### [TASK REQUIREMENTS]
• 1. Use the article on the phantom patent suit to answer these:
(a) In which city is Image Analysis based?
(b) About how much does a QCT system sell for?
(c) What two parts make up a QCT package?
• 2. Carry on the article about the phantom patent suit, starting after its last paragraph.

### [DOCUMENT TEXT]

A federal district judge in Santa Ana, CA, has issued a preliminary injunction prohibiting General Electric from making, using or selling computed tomography bone mineral calibration phantoms. The phantoms are the subject of a patent infringement suit filed by Image Analysis of Irvine, CA.
Both Image Analysis and GE sell quantitative CT products for which the phantom is central, said Ben A. Arnold, president and founder of the smaller company.
QCT packages consist of the calibration phantom and accompanying software, which runs on either the CT scanner or a separate personal computer. Image Analysis has patents for both the phantom and software. No suit has been filed on the software patents, although the company is investigating that option, Arnold said.
The QCT systems are offered as add-ons to installed CT scanners. They sell for about $15,000, in contrast to $70,000 to $110,000 for stand-alone dual energy x-ray absorptiometry (DEXA) densitometers. QCT offers diagnostic advantages over DEXA in its ability to differentiate osteoporotic from normal subjects. The technique is also more reimbursable than DEXA, Arnold said.
"A CT scanner is a great imaging machine, but the numbers it produces are not reliable in that they are not calibrated against some standard. The calibration phantom is equivalent to bone and shaped and designed so that it can be put in the beam with the patient. The measurements in the calibration phantom are then cross-calibrated against the bone in the patient," Arnold said.

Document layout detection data
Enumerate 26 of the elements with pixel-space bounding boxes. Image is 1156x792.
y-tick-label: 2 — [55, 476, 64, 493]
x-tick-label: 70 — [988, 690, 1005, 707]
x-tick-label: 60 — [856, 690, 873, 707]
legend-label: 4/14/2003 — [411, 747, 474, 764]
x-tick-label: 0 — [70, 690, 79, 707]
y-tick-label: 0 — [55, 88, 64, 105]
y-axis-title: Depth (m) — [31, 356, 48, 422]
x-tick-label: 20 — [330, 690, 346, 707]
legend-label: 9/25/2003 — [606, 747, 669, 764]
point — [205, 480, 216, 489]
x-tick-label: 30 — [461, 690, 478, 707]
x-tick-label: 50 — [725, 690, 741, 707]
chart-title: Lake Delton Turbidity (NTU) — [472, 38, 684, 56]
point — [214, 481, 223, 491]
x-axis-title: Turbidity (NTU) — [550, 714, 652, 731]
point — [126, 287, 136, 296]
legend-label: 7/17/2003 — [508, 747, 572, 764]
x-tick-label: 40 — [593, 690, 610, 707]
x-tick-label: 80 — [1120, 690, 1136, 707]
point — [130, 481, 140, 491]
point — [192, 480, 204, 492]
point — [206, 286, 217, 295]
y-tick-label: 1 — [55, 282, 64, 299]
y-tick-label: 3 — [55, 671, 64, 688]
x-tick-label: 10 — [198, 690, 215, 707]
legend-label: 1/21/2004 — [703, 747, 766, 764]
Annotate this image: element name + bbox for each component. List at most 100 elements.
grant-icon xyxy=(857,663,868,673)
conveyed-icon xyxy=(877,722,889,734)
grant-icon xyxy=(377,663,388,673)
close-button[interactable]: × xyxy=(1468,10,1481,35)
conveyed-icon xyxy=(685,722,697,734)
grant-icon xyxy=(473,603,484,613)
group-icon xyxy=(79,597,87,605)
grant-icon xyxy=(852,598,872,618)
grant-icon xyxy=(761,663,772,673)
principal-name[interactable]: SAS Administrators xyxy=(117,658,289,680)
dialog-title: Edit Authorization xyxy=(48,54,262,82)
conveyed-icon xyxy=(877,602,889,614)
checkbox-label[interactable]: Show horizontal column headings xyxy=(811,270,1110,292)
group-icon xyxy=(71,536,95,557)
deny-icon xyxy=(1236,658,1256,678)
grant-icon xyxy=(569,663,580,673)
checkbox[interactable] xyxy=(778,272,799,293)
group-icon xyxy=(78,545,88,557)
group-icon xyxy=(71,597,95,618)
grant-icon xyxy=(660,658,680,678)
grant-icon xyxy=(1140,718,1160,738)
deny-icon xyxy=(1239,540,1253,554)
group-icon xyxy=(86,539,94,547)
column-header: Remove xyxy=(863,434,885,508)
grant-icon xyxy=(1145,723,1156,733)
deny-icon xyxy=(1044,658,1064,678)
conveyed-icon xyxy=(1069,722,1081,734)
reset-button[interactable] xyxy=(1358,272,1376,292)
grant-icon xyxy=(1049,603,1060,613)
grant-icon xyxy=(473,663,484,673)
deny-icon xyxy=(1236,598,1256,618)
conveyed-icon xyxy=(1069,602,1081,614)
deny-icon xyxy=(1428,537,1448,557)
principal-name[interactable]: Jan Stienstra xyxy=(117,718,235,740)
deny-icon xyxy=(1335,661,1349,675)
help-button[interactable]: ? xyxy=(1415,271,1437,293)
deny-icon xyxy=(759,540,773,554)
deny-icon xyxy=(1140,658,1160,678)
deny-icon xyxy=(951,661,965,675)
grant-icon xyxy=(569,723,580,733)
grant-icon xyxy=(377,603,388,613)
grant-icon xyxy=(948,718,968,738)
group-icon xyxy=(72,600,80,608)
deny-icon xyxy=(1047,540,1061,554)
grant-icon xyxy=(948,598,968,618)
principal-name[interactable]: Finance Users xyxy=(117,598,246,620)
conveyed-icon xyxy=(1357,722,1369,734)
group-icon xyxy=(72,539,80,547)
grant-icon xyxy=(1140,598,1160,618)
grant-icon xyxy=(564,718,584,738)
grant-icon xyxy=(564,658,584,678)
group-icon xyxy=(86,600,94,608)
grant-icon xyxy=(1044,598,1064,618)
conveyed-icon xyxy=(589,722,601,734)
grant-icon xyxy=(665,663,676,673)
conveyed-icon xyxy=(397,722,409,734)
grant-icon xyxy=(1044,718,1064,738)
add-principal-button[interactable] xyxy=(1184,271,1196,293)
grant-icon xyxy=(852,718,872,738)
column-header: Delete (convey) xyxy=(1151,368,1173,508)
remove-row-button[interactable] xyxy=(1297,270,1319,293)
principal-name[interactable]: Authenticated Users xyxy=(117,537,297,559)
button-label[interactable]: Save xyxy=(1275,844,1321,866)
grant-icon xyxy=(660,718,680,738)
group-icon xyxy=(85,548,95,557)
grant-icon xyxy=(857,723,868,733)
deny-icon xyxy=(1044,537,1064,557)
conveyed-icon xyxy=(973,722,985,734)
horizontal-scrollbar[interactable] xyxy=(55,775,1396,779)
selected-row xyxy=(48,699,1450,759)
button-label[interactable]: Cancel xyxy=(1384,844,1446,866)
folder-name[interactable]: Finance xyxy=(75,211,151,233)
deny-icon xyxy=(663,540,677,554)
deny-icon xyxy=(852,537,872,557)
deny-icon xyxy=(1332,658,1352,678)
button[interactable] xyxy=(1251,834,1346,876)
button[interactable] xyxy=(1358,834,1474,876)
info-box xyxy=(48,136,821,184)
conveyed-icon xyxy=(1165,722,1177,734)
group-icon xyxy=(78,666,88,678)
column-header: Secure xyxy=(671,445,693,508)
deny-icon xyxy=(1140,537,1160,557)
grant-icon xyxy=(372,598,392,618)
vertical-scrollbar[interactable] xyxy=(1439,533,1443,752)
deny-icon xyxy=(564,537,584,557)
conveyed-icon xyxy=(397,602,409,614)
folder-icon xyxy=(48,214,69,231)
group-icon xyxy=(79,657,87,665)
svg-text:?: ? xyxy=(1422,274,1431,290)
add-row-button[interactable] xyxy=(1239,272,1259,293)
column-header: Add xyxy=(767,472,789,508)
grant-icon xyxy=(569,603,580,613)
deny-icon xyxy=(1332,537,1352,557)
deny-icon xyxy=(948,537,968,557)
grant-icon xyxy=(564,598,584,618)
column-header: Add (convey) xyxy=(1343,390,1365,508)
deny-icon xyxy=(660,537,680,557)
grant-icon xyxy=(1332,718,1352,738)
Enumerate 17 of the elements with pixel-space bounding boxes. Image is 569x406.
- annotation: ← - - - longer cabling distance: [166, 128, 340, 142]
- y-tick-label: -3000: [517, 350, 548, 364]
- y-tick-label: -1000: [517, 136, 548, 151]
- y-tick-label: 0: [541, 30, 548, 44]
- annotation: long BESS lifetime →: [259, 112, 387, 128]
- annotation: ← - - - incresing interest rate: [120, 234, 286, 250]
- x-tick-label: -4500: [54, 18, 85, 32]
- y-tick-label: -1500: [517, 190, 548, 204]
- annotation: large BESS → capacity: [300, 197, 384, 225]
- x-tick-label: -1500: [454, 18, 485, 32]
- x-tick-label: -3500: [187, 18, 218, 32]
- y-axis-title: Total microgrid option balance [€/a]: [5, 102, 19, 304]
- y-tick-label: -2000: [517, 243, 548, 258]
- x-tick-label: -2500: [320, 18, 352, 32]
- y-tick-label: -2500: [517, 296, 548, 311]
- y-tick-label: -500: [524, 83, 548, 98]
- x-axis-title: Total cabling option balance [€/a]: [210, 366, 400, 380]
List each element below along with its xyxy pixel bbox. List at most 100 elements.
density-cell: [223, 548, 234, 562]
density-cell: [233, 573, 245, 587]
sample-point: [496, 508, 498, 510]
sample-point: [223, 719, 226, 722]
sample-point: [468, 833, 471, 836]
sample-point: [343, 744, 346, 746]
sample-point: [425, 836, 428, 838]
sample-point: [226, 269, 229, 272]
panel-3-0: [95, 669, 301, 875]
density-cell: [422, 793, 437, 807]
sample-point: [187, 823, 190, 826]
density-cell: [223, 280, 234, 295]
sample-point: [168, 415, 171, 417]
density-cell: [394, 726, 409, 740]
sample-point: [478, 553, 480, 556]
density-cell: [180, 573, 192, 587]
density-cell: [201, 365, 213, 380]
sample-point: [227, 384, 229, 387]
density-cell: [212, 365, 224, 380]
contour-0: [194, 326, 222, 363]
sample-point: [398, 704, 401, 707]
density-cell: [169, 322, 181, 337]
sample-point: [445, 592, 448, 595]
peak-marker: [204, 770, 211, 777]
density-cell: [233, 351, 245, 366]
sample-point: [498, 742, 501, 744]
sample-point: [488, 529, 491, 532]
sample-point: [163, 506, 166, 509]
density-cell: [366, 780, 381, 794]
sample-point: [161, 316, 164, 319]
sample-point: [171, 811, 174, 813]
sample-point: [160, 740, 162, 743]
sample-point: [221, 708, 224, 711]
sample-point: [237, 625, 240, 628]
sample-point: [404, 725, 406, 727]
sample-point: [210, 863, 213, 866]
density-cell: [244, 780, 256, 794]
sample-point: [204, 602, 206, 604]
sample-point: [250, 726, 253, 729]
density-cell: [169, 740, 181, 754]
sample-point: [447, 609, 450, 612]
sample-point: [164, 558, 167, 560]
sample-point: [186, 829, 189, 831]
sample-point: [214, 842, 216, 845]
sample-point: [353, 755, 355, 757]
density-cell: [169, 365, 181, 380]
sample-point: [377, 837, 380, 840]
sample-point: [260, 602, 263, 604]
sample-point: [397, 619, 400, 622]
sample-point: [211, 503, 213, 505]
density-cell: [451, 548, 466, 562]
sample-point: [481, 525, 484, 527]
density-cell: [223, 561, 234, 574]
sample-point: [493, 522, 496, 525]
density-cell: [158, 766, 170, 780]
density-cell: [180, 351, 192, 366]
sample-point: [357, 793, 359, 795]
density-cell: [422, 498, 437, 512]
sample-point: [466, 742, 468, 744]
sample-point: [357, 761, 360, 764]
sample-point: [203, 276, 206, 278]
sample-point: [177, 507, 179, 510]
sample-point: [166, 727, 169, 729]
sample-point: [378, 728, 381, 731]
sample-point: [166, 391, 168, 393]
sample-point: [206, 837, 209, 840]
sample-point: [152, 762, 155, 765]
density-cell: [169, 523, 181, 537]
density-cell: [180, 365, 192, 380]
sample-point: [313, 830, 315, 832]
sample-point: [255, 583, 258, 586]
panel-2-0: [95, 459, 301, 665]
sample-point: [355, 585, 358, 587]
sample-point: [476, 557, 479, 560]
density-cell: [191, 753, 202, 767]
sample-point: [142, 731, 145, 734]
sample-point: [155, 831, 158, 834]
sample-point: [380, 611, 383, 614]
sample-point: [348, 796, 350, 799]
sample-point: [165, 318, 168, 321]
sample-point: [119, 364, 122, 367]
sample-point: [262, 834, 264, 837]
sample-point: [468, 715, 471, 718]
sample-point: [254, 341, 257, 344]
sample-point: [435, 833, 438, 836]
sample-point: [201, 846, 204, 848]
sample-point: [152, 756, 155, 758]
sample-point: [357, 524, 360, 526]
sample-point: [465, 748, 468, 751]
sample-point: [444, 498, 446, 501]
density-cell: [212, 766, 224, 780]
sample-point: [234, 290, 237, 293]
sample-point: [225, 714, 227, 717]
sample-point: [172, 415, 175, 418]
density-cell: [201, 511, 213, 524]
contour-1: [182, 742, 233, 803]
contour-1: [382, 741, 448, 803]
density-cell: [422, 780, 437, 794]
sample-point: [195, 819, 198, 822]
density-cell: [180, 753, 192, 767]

### [ANSWERS FOR THIS EXERCISE]
• 1.
(a) Irvine, CA.
(b) About $15,000.
(c) The calibration phantom and the software that goes with it.

• 2.
Image Analysis was formed in 1984 and introduced its QCT system in 1985. GE launched its QCT product two years later. The scanner vendor had an advantage in selling the system to its own CT user base, Arnold said.
"When GE offered the product, it was a major blow to our activity," he said.
GE is not the only scanner vendor selling QCT. Siemens also has a product, but no litigation has been filed against the German vendor. Siemens may have sold over 500 systems in Europe alone. Image Analysis has sold 700 QCT packages worldwide, while GE may have sold between 300 and 400 systems, Arnold said.
With about 5000 installed CT scanners in each of the three major imaging markets of the U.S., Europe and Japan, the potential market for QCT sales has barely been tapped, he said.